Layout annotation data
──────

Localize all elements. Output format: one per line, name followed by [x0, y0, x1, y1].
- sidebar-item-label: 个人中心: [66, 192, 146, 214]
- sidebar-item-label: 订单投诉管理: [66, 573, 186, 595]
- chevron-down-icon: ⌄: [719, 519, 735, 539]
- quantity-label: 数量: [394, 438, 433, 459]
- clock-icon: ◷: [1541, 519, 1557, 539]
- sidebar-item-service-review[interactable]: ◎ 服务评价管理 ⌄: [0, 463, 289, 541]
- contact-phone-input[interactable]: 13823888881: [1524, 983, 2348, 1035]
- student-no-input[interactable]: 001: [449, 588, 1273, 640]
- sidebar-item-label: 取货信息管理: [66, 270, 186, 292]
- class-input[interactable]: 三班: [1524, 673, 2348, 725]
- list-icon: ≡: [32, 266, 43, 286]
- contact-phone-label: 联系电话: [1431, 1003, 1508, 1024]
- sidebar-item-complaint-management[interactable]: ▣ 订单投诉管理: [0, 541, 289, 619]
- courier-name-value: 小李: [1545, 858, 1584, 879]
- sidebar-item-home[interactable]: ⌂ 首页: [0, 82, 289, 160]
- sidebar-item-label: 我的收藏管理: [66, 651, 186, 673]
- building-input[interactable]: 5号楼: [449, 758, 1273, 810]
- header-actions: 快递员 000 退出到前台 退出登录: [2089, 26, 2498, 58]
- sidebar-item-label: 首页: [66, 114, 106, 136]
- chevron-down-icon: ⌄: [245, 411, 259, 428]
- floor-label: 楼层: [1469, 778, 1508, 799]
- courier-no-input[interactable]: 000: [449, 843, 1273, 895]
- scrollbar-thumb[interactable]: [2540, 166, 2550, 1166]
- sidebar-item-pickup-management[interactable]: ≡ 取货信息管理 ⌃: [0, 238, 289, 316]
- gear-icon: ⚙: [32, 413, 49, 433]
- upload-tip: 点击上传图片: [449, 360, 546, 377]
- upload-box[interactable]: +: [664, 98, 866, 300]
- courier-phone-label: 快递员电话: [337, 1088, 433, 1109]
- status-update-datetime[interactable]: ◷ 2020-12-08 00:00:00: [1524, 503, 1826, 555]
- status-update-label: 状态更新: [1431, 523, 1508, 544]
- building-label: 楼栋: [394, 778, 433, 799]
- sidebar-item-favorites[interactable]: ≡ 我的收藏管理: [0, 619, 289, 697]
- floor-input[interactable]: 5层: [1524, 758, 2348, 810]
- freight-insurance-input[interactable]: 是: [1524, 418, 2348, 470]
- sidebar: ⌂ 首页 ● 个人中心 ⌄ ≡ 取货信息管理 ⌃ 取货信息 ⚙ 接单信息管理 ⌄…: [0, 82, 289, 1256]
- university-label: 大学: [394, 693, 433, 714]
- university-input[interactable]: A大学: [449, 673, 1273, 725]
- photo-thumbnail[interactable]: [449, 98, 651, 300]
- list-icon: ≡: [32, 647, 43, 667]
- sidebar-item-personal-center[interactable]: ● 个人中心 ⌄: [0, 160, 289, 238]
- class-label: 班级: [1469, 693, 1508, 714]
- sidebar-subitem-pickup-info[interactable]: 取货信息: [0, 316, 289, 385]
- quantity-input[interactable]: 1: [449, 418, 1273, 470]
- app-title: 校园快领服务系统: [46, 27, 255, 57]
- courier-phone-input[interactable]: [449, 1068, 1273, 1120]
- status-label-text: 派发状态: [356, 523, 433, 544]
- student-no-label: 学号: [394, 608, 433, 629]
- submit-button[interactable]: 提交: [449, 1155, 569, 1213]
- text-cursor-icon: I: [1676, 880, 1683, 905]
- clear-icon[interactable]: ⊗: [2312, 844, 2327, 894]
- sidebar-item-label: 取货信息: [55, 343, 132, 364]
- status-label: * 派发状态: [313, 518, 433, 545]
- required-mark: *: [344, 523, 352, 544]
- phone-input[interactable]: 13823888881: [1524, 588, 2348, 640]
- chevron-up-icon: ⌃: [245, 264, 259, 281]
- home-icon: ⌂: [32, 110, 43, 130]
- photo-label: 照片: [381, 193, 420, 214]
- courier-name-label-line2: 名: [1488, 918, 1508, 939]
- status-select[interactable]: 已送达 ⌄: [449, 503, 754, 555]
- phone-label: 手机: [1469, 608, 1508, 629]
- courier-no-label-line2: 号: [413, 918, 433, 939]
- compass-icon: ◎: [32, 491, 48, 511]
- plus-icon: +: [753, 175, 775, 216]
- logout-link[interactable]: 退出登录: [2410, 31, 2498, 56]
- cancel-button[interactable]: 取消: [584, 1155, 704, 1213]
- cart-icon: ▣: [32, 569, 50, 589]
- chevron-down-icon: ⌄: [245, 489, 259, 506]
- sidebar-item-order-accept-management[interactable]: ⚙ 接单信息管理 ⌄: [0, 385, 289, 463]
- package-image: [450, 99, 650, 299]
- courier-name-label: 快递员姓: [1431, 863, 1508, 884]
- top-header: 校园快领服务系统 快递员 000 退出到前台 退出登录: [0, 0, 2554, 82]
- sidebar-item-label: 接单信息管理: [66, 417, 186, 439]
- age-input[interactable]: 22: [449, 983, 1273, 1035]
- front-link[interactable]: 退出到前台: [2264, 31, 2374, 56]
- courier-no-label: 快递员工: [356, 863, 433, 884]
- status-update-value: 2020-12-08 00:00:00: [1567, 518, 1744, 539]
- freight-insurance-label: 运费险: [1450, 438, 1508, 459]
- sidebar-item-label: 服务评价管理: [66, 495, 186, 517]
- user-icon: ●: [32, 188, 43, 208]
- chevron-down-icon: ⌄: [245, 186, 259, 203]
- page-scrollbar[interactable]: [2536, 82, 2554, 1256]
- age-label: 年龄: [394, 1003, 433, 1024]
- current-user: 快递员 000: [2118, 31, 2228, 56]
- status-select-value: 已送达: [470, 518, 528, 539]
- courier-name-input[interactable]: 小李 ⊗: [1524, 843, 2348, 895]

──────

| Given task |
Please print the lines from the start of the data through the line holding "- chevron-down-icon: ⌄: [245, 411, 259, 428]", inclusive, exactly as they appear.

| Answer to this exercise |
Localize all elements. Output format: one per line, name followed by [x0, y0, x1, y1].
- sidebar-item-label: 个人中心: [66, 192, 146, 214]
- sidebar-item-label: 订单投诉管理: [66, 573, 186, 595]
- chevron-down-icon: ⌄: [719, 519, 735, 539]
- quantity-label: 数量: [394, 438, 433, 459]
- clock-icon: ◷: [1541, 519, 1557, 539]
- sidebar-item-service-review[interactable]: ◎ 服务评价管理 ⌄: [0, 463, 289, 541]
- contact-phone-input[interactable]: 13823888881: [1524, 983, 2348, 1035]
- student-no-input[interactable]: 001: [449, 588, 1273, 640]
- sidebar-item-label: 取货信息管理: [66, 270, 186, 292]
- class-input[interactable]: 三班: [1524, 673, 2348, 725]
- list-icon: ≡: [32, 266, 43, 286]
- contact-phone-label: 联系电话: [1431, 1003, 1508, 1024]
- sidebar-item-complaint-management[interactable]: ▣ 订单投诉管理: [0, 541, 289, 619]
- courier-name-value: 小李: [1545, 858, 1584, 879]
- sidebar-item-home[interactable]: ⌂ 首页: [0, 82, 289, 160]
- sidebar-item-label: 我的收藏管理: [66, 651, 186, 673]
- building-input[interactable]: 5号楼: [449, 758, 1273, 810]
- header-actions: 快递员 000 退出到前台 退出登录: [2089, 26, 2498, 58]
- sidebar-item-label: 首页: [66, 114, 106, 136]
- chevron-down-icon: ⌄: [245, 411, 259, 428]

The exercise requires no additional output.